## JOB
Answer these questions using the piece on Shozin Fukui:
(a) Which film inspired Fukui's short Gerorisuto?
(b) On which Shinya Tsukamoto film did Fukui work as an assistant director?
(c) What technique does Caterpillar use to turn people into massive monstrosities?

## EXCERPTED TEXT
....................
It’s kind of incredible that the Crypt of Curiosities has gone on so long before I wrote about Japanese Cyberpunk. As longtime readers of the column (or anyone who has glanced at my Twitter feed) knows, some of my absolute favorite things in the world are sci-fi, goopy monsters, body horror, and wild underground Asian cinema. Naturally, Japanese Cyberpunk’s often low-budget, always boundary-pushing, maverick sci-fi/horror sensibilities and I go together like peanut butter and jelly, or more appropriately, man and nightmarish mechanical implant. So, in this entry, we’ll be taking a look at the works of one of the movement’s most out-there, boundary-stretching patron saints: the infamous Shozin Fukui.

Shozin Fukui is, for lack of a better term, one weird dude. In the ’80s, he made his first steps into the industry by directing music videos, the Possession (1981)-inspired “vomit terrorism” short Gerorisuto (1986), and the ultra-rare Super 8 punk feature Metal Days (1986), which is now practically impossible to see thanks to nearly non-existent preservation and distribution. However, he really got his break in the world of Japanese Cyberpunk when working as one of the many assistant directors on Shinya Tsukamoto’s genre-defining masterpiece Tetsuo: The Iron Man (1989), helping craft one of sci-fi’s greatest freak-outs along with his own bizarro cyberpunk short, Caterpillar (1988).

Like practically every other film Fukui would direct, Caterpillar is hard to explain, but while his later films would be tricky due to their incredibly convoluted, almost nonsensical plot, Caterpillar’s plot can’t be summarized because it doesn’t exist. That isn’t an insult, by the way—Caterpillar is a proudly non-narrative film, sporting less spoken lines of dialogue than you can count on your hands and even less clear characters. But the gist of it is that somewhere in Japan, a few wandering youths are being terrorized by a “caterpillar,” a massive, stop-motion silver and gold monstrosity stalking the streets of Tokyo. Oh, and did I mention there’s a cyborg kid stumbling around back alleys, trying not to vomit?

Above all else, Caterpillar is a formal exercise. While it wasn’t Fukui’s first short film, it’s certainly his most out-there project, with each little vignette and character bringing its own strange imagery and content to the film. Like the works of Tsukamoto and Japanese punk godfather Sogo Ishii, there’s plenty of hyperkinetic, sped-up handheld camerawork and rapid cutting, plus the specific Tsukamoto touch of the “regular-sized monsters” turning people into massive Švankmajer/Harryhausen monstrosities with the handy trick of disorienting stop-motion. Add on a characteristically rich and unnerving soundscape, and you get one fascinating dystopian short.
....................
## EXTRACTED DATA
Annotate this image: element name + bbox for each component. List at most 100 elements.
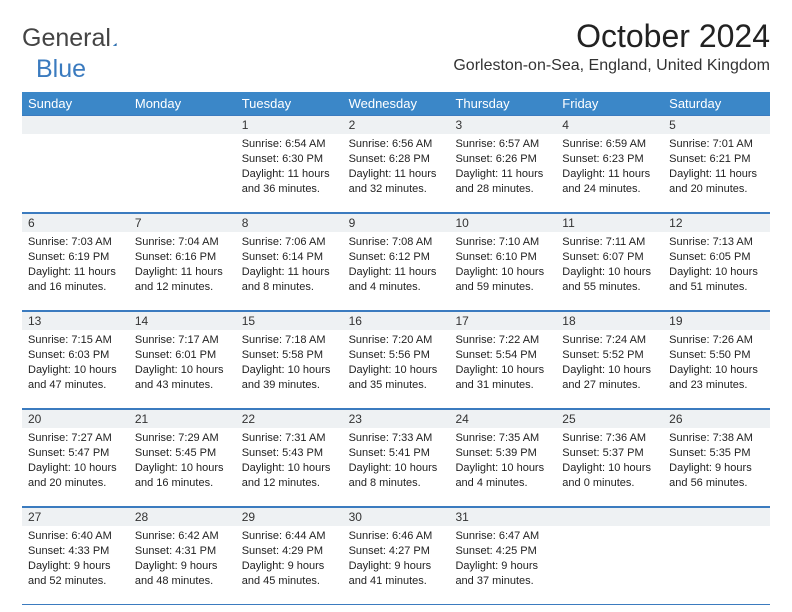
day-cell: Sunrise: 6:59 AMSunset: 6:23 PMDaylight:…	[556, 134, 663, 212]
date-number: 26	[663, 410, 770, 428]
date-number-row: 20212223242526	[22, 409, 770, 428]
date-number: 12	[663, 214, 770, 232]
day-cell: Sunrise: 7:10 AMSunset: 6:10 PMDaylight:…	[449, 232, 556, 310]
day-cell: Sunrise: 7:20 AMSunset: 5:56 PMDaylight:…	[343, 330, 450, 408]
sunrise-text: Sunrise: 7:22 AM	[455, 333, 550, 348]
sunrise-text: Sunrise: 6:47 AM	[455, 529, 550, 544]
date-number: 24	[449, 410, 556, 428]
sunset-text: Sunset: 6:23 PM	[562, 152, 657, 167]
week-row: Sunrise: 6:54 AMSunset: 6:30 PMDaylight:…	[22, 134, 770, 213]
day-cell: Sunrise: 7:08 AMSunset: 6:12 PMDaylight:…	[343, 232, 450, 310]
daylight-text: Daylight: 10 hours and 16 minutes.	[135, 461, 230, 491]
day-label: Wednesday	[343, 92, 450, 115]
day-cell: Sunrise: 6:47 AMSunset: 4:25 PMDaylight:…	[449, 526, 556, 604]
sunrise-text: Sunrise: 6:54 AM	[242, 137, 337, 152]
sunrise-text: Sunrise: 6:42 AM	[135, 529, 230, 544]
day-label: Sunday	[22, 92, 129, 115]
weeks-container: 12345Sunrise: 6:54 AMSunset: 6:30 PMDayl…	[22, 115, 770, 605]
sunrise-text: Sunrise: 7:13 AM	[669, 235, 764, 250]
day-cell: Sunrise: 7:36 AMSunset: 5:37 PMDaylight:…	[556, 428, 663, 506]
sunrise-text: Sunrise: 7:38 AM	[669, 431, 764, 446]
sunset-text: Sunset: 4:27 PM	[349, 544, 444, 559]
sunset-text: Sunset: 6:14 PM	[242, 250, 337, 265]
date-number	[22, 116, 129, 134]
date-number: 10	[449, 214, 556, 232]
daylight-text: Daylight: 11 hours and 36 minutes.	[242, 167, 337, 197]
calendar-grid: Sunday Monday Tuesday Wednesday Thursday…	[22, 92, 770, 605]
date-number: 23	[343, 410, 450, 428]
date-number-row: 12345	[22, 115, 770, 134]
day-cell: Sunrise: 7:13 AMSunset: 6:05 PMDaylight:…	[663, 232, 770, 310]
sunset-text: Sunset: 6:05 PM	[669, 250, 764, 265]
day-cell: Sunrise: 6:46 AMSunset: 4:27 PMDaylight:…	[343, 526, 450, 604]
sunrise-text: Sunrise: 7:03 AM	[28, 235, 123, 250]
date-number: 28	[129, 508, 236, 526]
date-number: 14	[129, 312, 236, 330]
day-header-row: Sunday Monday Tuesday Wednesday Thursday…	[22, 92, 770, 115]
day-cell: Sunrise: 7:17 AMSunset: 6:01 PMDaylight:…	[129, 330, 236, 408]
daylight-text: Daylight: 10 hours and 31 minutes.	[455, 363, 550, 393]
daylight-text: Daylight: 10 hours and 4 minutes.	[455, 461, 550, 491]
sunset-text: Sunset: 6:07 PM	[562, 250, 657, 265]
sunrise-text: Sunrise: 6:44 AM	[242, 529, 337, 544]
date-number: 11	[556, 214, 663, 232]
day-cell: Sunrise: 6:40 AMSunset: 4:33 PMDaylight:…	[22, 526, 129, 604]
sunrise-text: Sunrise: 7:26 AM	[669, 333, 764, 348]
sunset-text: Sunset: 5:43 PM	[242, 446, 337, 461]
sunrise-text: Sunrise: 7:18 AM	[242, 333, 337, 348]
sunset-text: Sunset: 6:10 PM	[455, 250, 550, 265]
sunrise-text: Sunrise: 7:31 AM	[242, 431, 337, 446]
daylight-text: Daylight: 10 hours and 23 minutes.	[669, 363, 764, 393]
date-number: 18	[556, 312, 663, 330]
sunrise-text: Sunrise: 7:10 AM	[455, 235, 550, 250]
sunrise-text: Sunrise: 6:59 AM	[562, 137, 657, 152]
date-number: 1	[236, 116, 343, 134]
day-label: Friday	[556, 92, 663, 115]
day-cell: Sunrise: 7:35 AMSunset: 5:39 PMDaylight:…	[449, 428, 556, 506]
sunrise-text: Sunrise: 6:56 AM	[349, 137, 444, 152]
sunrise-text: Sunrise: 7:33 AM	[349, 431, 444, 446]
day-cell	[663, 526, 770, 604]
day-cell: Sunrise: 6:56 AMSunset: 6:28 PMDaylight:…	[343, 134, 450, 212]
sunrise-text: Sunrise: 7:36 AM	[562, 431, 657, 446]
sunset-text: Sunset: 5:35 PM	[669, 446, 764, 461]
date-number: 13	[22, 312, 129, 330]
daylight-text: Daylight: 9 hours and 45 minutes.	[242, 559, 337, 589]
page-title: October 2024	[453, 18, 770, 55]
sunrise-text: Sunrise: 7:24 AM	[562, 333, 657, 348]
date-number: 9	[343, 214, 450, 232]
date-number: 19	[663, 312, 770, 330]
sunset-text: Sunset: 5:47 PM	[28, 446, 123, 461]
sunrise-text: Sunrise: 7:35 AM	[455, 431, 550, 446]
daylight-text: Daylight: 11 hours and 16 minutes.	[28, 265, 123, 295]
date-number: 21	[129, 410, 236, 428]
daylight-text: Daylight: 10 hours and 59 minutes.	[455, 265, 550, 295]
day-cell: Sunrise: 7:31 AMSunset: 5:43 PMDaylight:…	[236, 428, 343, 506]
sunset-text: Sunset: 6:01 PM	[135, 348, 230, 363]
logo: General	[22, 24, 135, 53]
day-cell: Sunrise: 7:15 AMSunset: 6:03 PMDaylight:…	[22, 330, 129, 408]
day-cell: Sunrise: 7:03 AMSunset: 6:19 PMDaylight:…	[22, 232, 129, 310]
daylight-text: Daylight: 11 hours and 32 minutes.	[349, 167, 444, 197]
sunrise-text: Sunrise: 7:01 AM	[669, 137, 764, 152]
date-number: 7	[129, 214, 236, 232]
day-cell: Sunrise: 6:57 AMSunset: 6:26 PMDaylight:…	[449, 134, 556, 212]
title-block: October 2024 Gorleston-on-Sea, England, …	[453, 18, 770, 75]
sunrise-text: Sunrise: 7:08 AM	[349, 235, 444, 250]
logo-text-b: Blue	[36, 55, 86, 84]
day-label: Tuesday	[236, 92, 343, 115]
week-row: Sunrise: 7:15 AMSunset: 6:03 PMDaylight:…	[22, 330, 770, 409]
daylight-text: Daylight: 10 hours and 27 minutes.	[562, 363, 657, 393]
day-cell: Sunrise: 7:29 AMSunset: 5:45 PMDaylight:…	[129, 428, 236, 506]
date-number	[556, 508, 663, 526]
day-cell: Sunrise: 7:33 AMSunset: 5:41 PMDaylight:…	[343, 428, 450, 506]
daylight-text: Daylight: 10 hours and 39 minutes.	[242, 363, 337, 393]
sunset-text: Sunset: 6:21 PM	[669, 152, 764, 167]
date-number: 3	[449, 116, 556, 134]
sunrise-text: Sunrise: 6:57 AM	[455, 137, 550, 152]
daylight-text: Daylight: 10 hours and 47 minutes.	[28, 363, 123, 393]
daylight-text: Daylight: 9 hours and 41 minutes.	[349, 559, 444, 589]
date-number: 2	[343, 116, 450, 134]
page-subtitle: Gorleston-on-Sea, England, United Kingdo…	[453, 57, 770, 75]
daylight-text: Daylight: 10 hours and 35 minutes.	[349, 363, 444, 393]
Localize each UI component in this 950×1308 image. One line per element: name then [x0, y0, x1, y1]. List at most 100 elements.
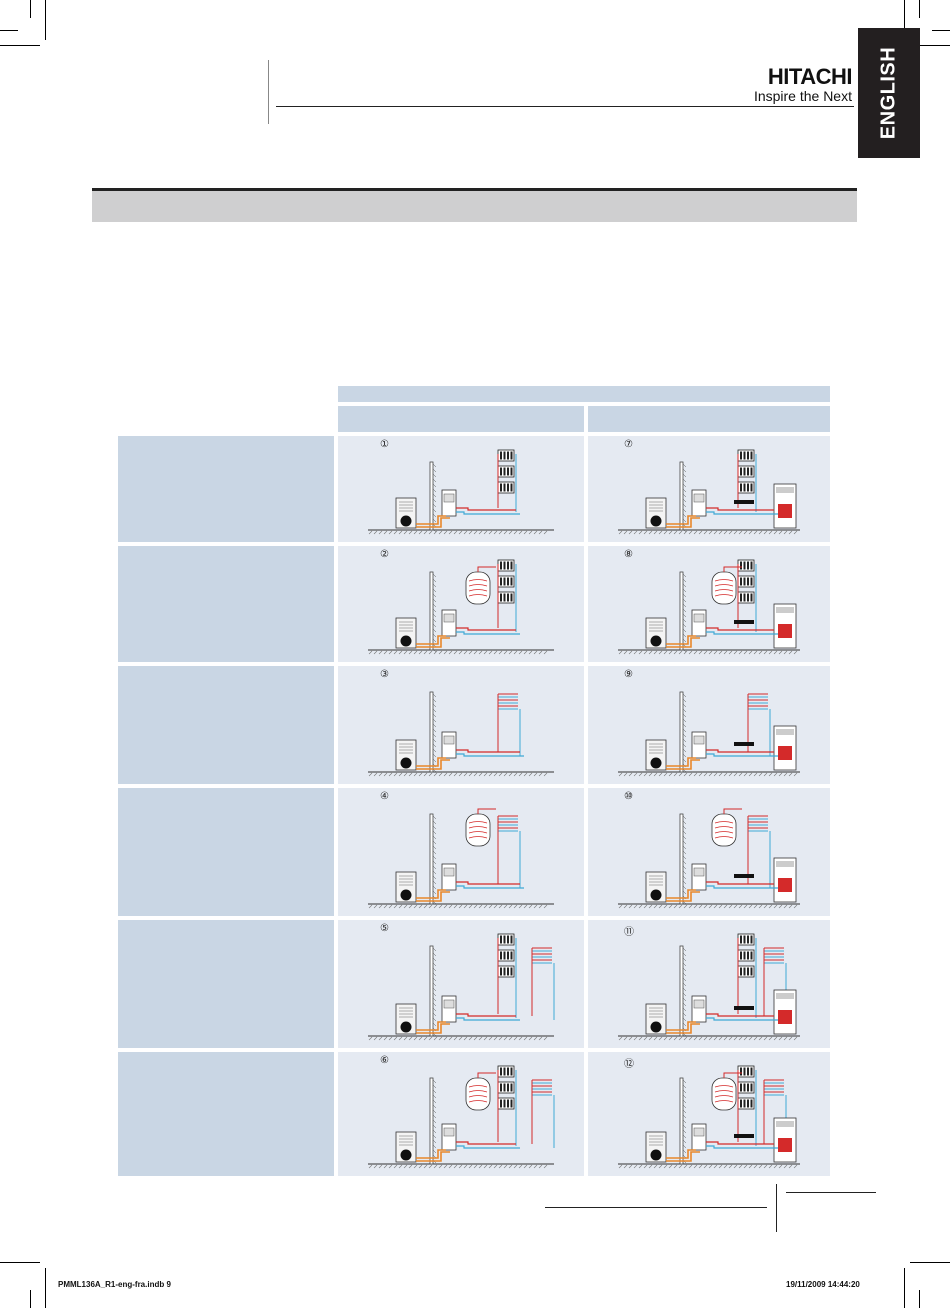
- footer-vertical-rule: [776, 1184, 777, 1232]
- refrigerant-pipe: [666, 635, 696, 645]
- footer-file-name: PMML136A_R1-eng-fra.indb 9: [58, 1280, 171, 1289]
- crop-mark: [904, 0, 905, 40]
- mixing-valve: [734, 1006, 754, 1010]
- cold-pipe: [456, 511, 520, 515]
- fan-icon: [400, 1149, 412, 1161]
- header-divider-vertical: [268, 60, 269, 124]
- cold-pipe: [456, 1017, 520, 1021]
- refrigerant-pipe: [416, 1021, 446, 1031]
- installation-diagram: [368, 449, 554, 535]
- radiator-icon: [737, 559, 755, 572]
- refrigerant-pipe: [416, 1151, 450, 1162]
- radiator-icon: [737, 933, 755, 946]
....................
## COMPLETED TASK
(a) Possession (1981)
(b) Tetsuo: The Iron Man (1989)
(c) Stop-motion